Do this
Transcribe all of the material exactly, except for its pictures.

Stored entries

+ + +

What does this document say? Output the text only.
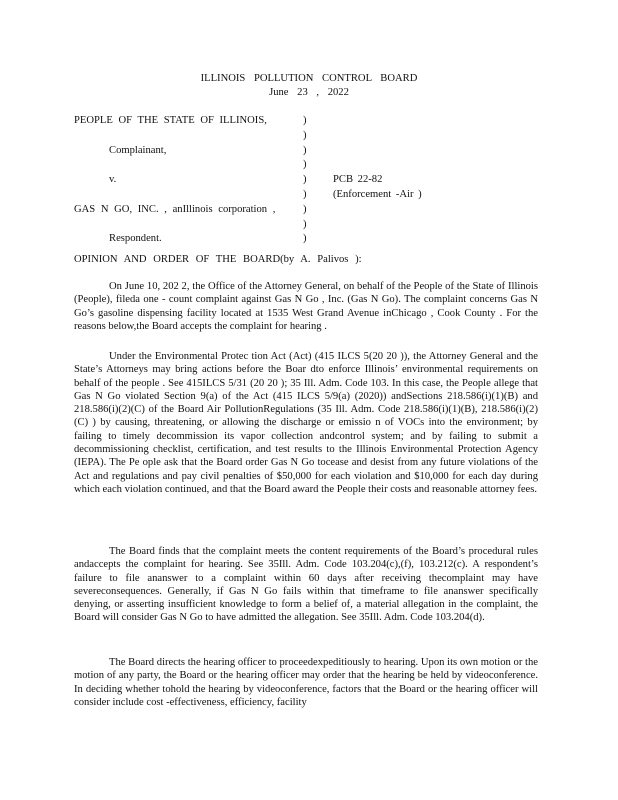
ILLINOIS POLLUTION CONTROL BOARD
June 23 , 2022
PEOPLE OF THE STATE OF ILLINOIS,	)
)
Complainant,	)
)
v.	) PCB 22-82
) (Enforcement -Air )
GAS N GO, INC. , anIllinois corporation ,	)
)
Respondent.	)
OPINION AND ORDER OF THE BOARD(by A. Palivos ):

On June 10, 202 2, the Office of the Attorney General, on behalf of the People of the State of Illinois (People), fileda one - count complaint against Gas N Go , Inc. (Gas N Go). The complaint concerns Gas N Go’s gasoline dispensing facility located at 1535 West Grand Avenue inChicago , Cook County . For the reasons below,the Board accepts the complaint for hearing .

Under the Environmental Protec tion Act (Act) (415 ILCS 5(20 20 )), the Attorney General and the State’s Attorneys may bring actions before the Boar dto enforce Illinois’ environmental requirements on behalf of the people . See 415ILCS 5/31 (20 20 ); 35 Ill. Adm. Code 103. In this case, the People allege that Gas N Go violated Section 9(a) of the Act (415 ILCS 5/9(a) (2020)) andSections 218.586(i)(1)(B) and 218.586(i)(2)(C) of the Board Air PollutionRegulations (35 Ill. Adm. Code 218.586(i)(1)(B), 218.586(i)(2)(C) ) by causing, threatening, or allowing the discharge or emissio n of VOCs into the environment; by failing to timely decommission its vapor collection andcontrol system; and by failing to submit a decommissioning checklist, certification, and test results to the Illinois Environmental Protection Agency (IEPA). The Pe ople ask that the Board order Gas N Go tocease and desist from any future violations of the Act and regulations and pay civil penalties of $50,000 for each violation and $10,000 for each day during which each violation continued, and that the Board award the People their costs and reasonable attorney fees.

The Board finds that the complaint meets the content requirements of the Board’s procedural rules andaccepts the complaint for hearing. See 35Ill. Adm. Code 103.204(c),(f), 103.212(c). A respondent’s failure to file ananswer to a complaint within 60 days after receiving thecomplaint may have severeconsequences. Generally, if Gas N Go fails within that timeframe to file ananswer specifically denying, or asserting insufficient knowledge to form a belief of, a material allegation in the complaint, the Board will consider Gas N Go to have admitted the allegation. See 35Ill. Adm. Code 103.204(d).

The Board directs the hearing officer to proceedexpeditiously to hearing. Upon its own motion or the motion of any party, the Board or the hearing officer may order that the hearing be held by videoconference. In deciding whether tohold the hearing by videoconference, factors that the Board or the hearing officer will consider include cost -effectiveness, efficiency, facility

+ + +

Solution
What does this document say? Output the text only.
ILLINOIS POLLUTION CONTROL BOARD
June 23 , 2022
PEOPLE OF THE STATE OF ILLINOIS,	)
)
Complainant,	)
)
v.	) PCB 22-82
) (Enforcement -Air )
GAS N GO, INC. , anIllinois corporation ,	)
)
Respondent.	)
OPINION AND ORDER OF THE BOARD(by A. Palivos ):

On June 10, 202 2, the Office of the Attorney General, on behalf of the People of the State of Illinois (People), fileda one - count complaint against Gas N Go , Inc. (Gas N Go). The complaint concerns Gas N Go’s gasoline dispensing facility located at 1535 West Grand Avenue inChicago , Cook County . For the reasons below,the Board accepts the complaint for hearing .

Under the Environmental Protec tion Act (Act) (415 ILCS 5(20 20 )), the Attorney General and the State’s Attorneys may bring actions before the Boar dto enforce Illinois’ environmental requirements on behalf of the people . See 415ILCS 5/31 (20 20 ); 35 Ill. Adm. Code 103. In this case, the People allege that Gas N Go violated Section 9(a) of the Act (415 ILCS 5/9(a) (2020)) andSections 218.586(i)(1)(B) and 218.586(i)(2)(C) of the Board Air PollutionRegulations (35 Ill. Adm. Code 218.586(i)(1)(B), 218.586(i)(2)(C) ) by causing, threatening, or allowing the discharge or emissio n of VOCs into the environment; by failing to timely decommission its vapor collection andcontrol system; and by failing to submit a decommissioning checklist, certification, and test results to the Illinois Environmental Protection Agency (IEPA). The Pe ople ask that the Board order Gas N Go tocease and desist from any future violations of the Act and regulations and pay civil penalties of $50,000 for each violation and $10,000 for each day during which each violation continued, and that the Board award the People their costs and reasonable attorney fees.

The Board finds that the complaint meets the content requirements of the Board’s procedural rules andaccepts the complaint for hearing. See 35Ill. Adm. Code 103.204(c),(f), 103.212(c). A respondent’s failure to file ananswer to a complaint within 60 days after receiving thecomplaint may have severeconsequences. Generally, if Gas N Go fails within that timeframe to file ananswer specifically denying, or asserting insufficient knowledge to form a belief of, a material allegation in the complaint, the Board will consider Gas N Go to have admitted the allegation. See 35Ill. Adm. Code 103.204(d).

The Board directs the hearing officer to proceedexpeditiously to hearing. Upon its own motion or the motion of any party, the Board or the hearing officer may order that the hearing be held by videoconference. In deciding whether tohold the hearing by videoconference, factors that the Board or the hearing officer will consider include cost -effectiveness, efficiency, facility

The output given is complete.